## WRITTEN EXERCISE
Return the listing word for word, as given.

## SUPPLIED MATERIAL

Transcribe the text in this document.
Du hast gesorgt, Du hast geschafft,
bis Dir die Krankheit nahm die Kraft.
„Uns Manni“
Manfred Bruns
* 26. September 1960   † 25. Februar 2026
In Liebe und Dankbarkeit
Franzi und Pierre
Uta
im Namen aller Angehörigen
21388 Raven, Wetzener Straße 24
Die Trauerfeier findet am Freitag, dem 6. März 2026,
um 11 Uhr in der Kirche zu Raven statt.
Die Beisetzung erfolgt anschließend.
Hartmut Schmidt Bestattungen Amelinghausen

## REPLY TO THE TASK
Transcribe the text in this document.
Du hast gesorgt, Du hast geschafft,
bis Dir die Krankheit nahm die Kraft.
„Uns Manni“
Manfred Bruns
* 26. September 1960   † 25. Februar 2026
In Liebe und Dankbarkeit
Franzi und Pierre
Uta
im Namen aller Angehörigen
21388 Raven, Wetzener Straße 24
Die Trauerfeier findet am Freitag, dem 6. März 2026,
um 11 Uhr in der Kirche zu Raven statt.
Die Beisetzung erfolgt anschließend.
Hartmut Schmidt Bestattungen Amelinghausen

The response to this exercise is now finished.